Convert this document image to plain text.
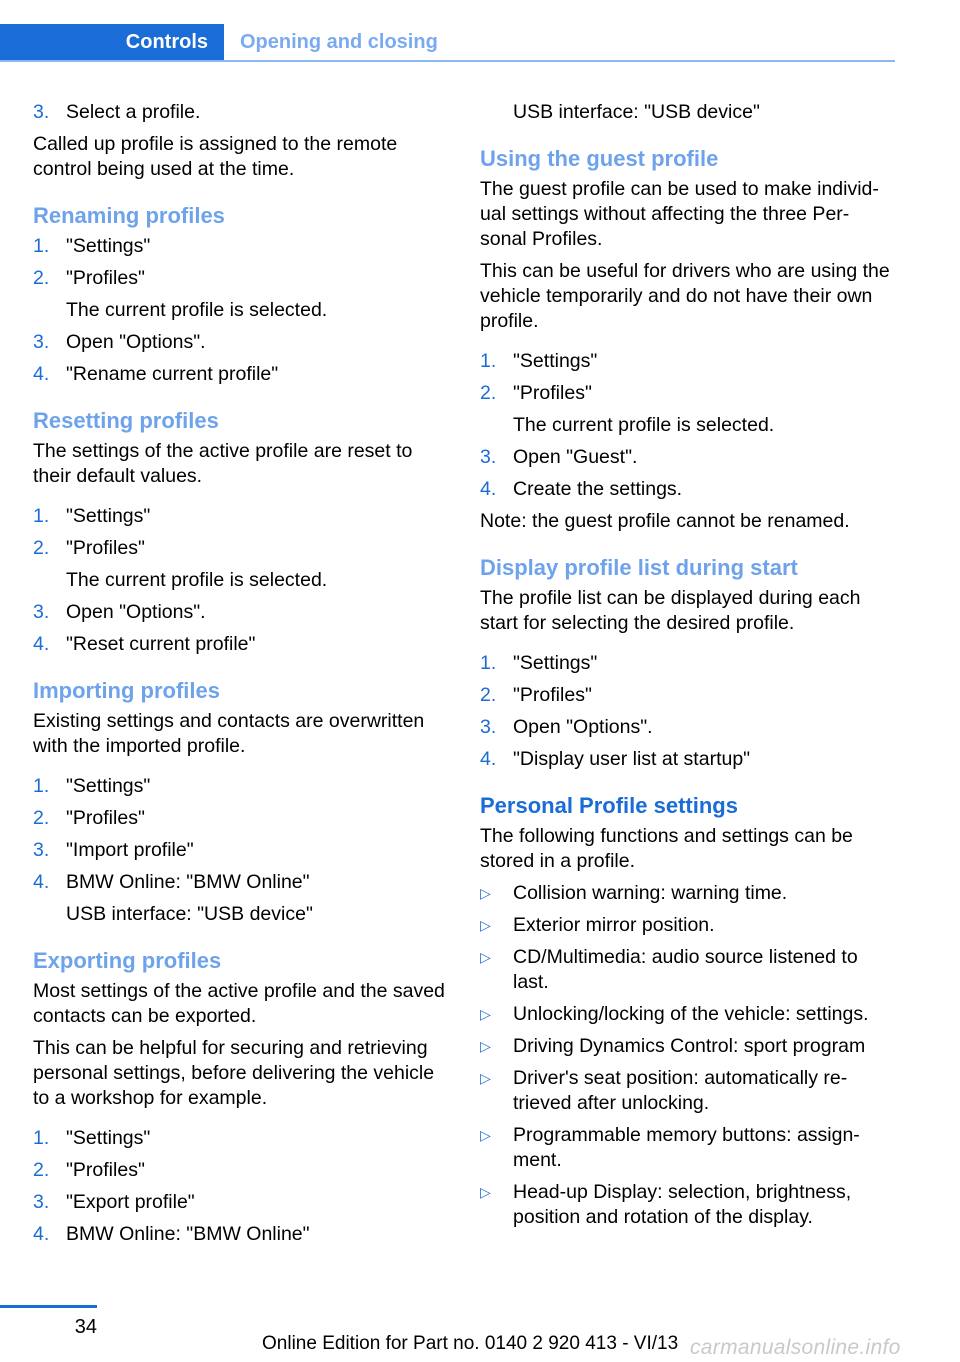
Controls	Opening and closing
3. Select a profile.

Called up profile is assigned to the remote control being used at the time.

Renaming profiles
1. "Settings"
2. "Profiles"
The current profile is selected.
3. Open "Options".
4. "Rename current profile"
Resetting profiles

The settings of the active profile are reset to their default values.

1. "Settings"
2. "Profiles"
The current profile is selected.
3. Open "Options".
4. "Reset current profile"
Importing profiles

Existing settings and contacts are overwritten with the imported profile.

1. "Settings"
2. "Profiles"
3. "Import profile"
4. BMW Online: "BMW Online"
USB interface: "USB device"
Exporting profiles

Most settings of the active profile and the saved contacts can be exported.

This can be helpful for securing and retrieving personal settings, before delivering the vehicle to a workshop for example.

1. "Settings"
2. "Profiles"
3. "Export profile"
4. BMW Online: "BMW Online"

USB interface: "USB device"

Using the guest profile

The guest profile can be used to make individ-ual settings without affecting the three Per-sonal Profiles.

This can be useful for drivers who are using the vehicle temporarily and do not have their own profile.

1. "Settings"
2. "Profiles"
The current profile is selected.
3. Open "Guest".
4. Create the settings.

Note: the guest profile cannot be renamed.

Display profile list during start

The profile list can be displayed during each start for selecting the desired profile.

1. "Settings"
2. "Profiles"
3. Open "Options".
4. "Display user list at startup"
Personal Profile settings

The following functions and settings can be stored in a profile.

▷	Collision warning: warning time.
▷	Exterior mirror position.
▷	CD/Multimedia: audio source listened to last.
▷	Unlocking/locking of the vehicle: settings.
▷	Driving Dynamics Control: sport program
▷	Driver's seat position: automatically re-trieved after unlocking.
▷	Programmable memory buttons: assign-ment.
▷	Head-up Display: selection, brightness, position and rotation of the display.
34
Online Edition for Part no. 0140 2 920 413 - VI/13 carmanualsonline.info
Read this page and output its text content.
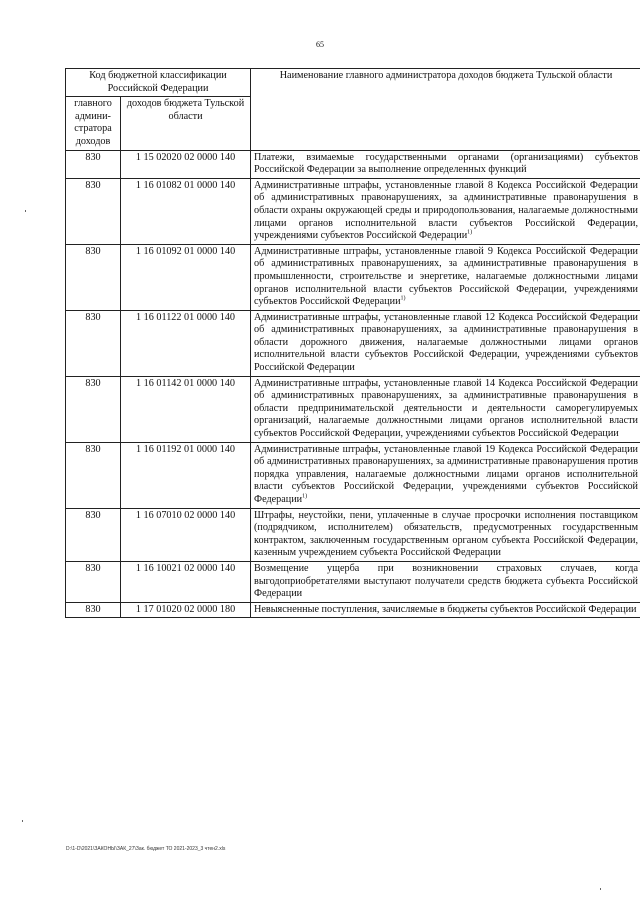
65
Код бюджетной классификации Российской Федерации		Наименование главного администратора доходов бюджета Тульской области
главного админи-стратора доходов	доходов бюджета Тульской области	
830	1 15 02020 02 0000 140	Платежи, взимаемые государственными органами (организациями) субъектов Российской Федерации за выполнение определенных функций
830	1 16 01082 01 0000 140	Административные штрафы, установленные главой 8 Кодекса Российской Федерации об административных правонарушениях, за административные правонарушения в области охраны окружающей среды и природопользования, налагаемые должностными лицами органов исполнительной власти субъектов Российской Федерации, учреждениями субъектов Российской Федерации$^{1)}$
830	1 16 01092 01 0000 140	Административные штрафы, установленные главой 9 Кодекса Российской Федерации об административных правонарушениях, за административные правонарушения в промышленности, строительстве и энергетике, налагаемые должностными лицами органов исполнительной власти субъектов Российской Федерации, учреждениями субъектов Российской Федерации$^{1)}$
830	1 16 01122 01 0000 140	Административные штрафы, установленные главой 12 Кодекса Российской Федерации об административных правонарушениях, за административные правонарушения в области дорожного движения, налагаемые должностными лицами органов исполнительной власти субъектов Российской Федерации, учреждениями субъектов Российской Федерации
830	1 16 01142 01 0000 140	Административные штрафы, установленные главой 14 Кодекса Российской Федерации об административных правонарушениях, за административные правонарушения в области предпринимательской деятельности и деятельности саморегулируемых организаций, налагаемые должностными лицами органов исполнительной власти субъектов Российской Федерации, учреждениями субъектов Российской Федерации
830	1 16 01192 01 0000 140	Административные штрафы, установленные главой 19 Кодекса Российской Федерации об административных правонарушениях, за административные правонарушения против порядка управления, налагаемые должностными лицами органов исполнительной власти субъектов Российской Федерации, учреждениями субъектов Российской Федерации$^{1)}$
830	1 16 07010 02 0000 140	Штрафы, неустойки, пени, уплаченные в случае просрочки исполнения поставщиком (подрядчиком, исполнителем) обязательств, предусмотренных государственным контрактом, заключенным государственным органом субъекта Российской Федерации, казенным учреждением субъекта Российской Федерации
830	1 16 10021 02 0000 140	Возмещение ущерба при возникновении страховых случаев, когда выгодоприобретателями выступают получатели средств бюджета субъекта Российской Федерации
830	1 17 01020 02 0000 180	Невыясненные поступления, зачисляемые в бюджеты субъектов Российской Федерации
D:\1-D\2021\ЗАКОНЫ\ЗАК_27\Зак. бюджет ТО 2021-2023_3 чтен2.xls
--------------------------------------------------
REQUEST: Repeat the lines above exactly, and keep every picture out.

ANSWER TO THE TASK:
Convert this document image to plain text.
Controls	Opening and closing
3. Select a profile.

Called up profile is assigned to the remote control being used at the time.

Renaming profiles
1. "Settings"
2. "Profiles"
The current profile is selected.
3. Open "Options".
4. "Rename current profile"
Resetting profiles

The settings of the active profile are reset to their default values.

1. "Settings"
2. "Profiles"
The current profile is selected.
3. Open "Options".
4. "Reset current profile"
Importing profiles

Existing settings and contacts are overwritten with the imported profile.

1. "Settings"
2. "Profiles"
3. "Import profile"
4. BMW Online: "BMW Online"
USB interface: "USB device"
Exporting profiles

Most settings of the active profile and the saved contacts can be exported.

This can be helpful for securing and retrieving personal settings, before delivering the vehicle to a workshop for example.

1. "Settings"
2. "Profiles"
3. "Export profile"
4. BMW Online: "BMW Online"

USB interface: "USB device"

Using the guest profile

The guest profile can be used to make individ-ual settings without affecting the three Per-sonal Profiles.

This can be useful for drivers who are using the vehicle temporarily and do not have their own profile.

1. "Settings"
2. "Profiles"
The current profile is selected.
3. Open "Guest".
4. Create the settings.

Note: the guest profile cannot be renamed.

Display profile list during start

The profile list can be displayed during each start for selecting the desired profile.

1. "Settings"
2. "Profiles"
3. Open "Options".
4. "Display user list at startup"
Personal Profile settings

The following functions and settings can be stored in a profile.

▷	Collision warning: warning time.
▷	Exterior mirror position.
▷	CD/Multimedia: audio source listened to last.
▷	Unlocking/locking of the vehicle: settings.
▷	Driving Dynamics Control: sport program
▷	Driver's seat position: automatically re-trieved after unlocking.
▷	Programmable memory buttons: assign-ment.
▷	Head-up Display: selection, brightness, position and rotation of the display.
34
Online Edition for Part no. 0140 2 920 413 - VI/13 carmanualsonline.info
Read this page and output its text content.
65
Код бюджетной классификации Российской Федерации		Наименование главного администратора доходов бюджета Тульской области
главного админи-стратора доходов	доходов бюджета Тульской области	
830	1 15 02020 02 0000 140	Платежи, взимаемые государственными органами (организациями) субъектов Российской Федерации за выполнение определенных функций
830	1 16 01082 01 0000 140	Административные штрафы, установленные главой 8 Кодекса Российской Федерации об административных правонарушениях, за административные правонарушения в области охраны окружающей среды и природопользования, налагаемые должностными лицами органов исполнительной власти субъектов Российской Федерации, учреждениями субъектов Российской Федерации$^{1)}$
830	1 16 01092 01 0000 140	Административные штрафы, установленные главой 9 Кодекса Российской Федерации об административных правонарушениях, за административные правонарушения в промышленности, строительстве и энергетике, налагаемые должностными лицами органов исполнительной власти субъектов Российской Федерации, учреждениями субъектов Российской Федерации$^{1)}$
830	1 16 01122 01 0000 140	Административные штрафы, установленные главой 12 Кодекса Российской Федерации об административных правонарушениях, за административные правонарушения в области дорожного движения, налагаемые должностными лицами органов исполнительной власти субъектов Российской Федерации, учреждениями субъектов Российской Федерации
830	1 16 01142 01 0000 140	Административные штрафы, установленные главой 14 Кодекса Российской Федерации об административных правонарушениях, за административные правонарушения в области предпринимательской деятельности и деятельности саморегулируемых организаций, налагаемые должностными лицами органов исполнительной власти субъектов Российской Федерации, учреждениями субъектов Российской Федерации
830	1 16 01192 01 0000 140	Административные штрафы, установленные главой 19 Кодекса Российской Федерации об административных правонарушениях, за административные правонарушения против порядка управления, налагаемые должностными лицами органов исполнительной власти субъектов Российской Федерации, учреждениями субъектов Российской Федерации$^{1)}$
830	1 16 07010 02 0000 140	Штрафы, неустойки, пени, уплаченные в случае просрочки исполнения поставщиком (подрядчиком, исполнителем) обязательств, предусмотренных государственным контрактом, заключенным государственным органом субъекта Российской Федерации, казенным учреждением субъекта Российской Федерации
830	1 16 10021 02 0000 140	Возмещение ущерба при возникновении страховых случаев, когда выгодоприобретателями выступают получатели средств бюджета субъекта Российской Федерации
830	1 17 01020 02 0000 180	Невыясненные поступления, зачисляемые в бюджеты субъектов Российской Федерации
D:\1-D\2021\ЗАКОНЫ\ЗАК_27\Зак. бюджет ТО 2021-2023_3 чтен2.xls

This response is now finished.